-- START OF Supplied material --

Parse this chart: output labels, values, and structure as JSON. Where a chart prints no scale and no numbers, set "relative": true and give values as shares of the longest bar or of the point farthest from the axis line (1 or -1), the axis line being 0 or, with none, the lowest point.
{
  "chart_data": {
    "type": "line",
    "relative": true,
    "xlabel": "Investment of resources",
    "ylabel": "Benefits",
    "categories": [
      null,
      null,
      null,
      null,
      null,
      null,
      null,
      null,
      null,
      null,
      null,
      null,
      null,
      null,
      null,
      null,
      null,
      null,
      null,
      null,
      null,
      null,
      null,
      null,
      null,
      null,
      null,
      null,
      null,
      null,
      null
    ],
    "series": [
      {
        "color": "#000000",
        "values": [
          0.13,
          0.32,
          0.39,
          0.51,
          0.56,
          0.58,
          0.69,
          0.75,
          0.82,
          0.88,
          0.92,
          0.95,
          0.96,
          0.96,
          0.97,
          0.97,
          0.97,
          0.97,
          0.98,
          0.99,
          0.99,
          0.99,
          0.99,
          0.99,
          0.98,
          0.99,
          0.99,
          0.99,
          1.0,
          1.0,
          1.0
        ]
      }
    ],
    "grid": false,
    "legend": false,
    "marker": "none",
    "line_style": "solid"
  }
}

-- END OF Supplied material --

## Job
Return each entry from above without altering a single character.

## Response for this exercise
Parse this chart: output labels, values, and structure as JSON. Where a chart prints no scale and no numbers, set "relative": true and give values as shares of the longest bar or of the point farthest from the axis line (1 or -1), the axis line being 0 or, with none, the lowest point.
{
  "chart_data": {
    "type": "line",
    "relative": true,
    "xlabel": "Investment of resources",
    "ylabel": "Benefits",
    "categories": [
      null,
      null,
      null,
      null,
      null,
      null,
      null,
      null,
      null,
      null,
      null,
      null,
      null,
      null,
      null,
      null,
      null,
      null,
      null,
      null,
      null,
      null,
      null,
      null,
      null,
      null,
      null,
      null,
      null,
      null,
      null
    ],
    "series": [
      {
        "color": "#000000",
        "values": [
          0.13,
          0.32,
          0.39,
          0.51,
          0.56,
          0.58,
          0.69,
          0.75,
          0.82,
          0.88,
          0.92,
          0.95,
          0.96,
          0.96,
          0.97,
          0.97,
          0.97,
          0.97,
          0.98,
          0.99,
          0.99,
          0.99,
          0.99,
          0.99,
          0.98,
          0.99,
          0.99,
          0.99,
          1.0,
          1.0,
          1.0
        ]
      }
    ],
    "grid": false,
    "legend": false,
    "marker": "none",
    "line_style": "solid"
  }
}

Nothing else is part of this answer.